-- Dataset start --
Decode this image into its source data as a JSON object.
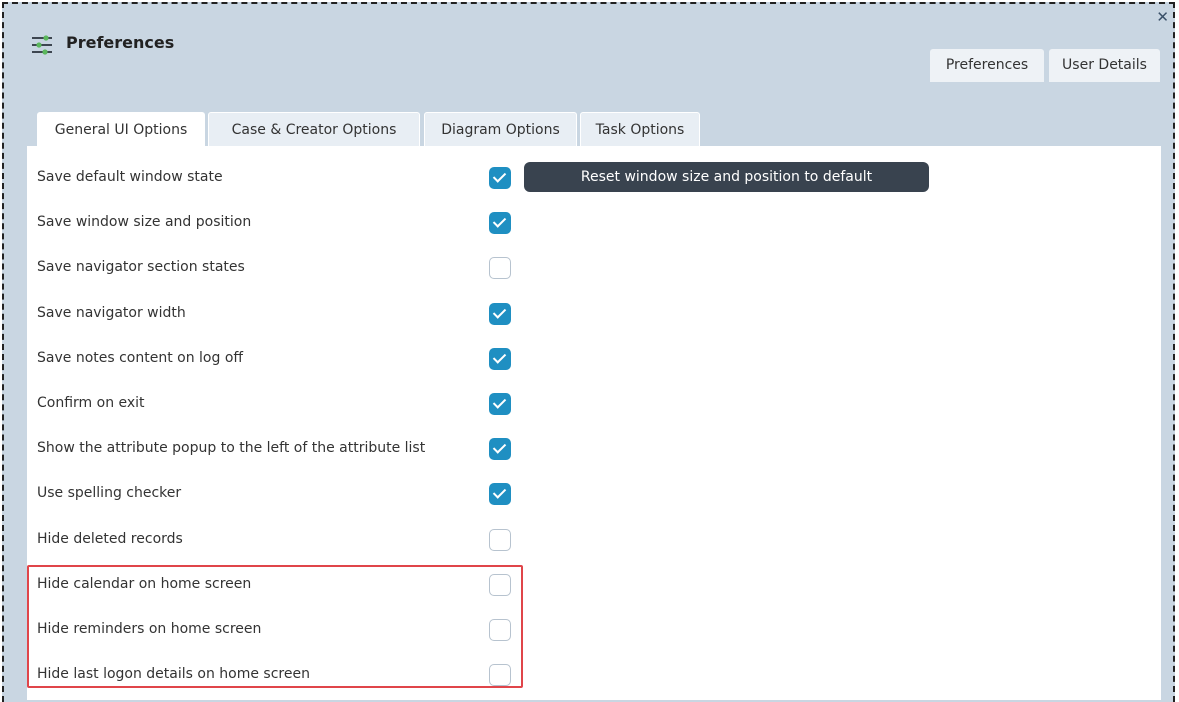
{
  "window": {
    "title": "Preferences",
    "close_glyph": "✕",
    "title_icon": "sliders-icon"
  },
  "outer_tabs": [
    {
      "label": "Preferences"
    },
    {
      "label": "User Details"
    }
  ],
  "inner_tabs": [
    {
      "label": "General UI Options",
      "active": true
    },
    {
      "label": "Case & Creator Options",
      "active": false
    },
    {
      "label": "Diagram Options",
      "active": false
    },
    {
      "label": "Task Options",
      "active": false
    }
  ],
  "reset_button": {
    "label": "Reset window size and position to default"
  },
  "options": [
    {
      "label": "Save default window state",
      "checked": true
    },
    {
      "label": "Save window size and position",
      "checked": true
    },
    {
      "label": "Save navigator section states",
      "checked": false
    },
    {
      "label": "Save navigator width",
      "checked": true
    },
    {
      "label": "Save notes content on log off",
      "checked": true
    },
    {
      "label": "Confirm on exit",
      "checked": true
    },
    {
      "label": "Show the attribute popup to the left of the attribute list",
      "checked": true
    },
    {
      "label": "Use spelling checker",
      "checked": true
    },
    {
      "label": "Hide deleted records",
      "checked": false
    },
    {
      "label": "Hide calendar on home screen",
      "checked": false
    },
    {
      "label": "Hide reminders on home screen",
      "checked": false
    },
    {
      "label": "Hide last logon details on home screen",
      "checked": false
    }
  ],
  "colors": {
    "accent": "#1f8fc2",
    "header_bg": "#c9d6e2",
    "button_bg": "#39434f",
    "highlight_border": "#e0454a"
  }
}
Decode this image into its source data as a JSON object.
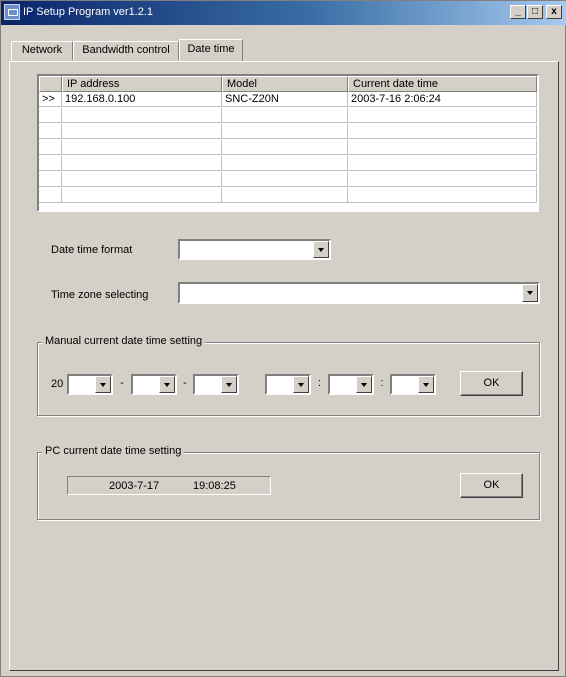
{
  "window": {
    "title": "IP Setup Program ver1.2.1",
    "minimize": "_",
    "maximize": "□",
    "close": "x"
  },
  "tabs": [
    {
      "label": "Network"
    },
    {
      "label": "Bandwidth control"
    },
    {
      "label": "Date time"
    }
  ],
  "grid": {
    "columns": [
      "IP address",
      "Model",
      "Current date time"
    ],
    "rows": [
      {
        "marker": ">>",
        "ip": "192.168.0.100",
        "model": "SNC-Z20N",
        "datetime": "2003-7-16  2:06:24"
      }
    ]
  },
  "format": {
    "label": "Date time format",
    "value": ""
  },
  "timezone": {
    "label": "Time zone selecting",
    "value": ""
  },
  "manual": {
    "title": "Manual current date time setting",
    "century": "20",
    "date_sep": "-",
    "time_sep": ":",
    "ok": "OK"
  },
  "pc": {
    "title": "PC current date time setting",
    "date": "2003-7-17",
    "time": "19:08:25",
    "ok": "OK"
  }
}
-- Dataset end --
Give the number of lines that hold the word "size" in these records, with nothing added.

Complete answer:
2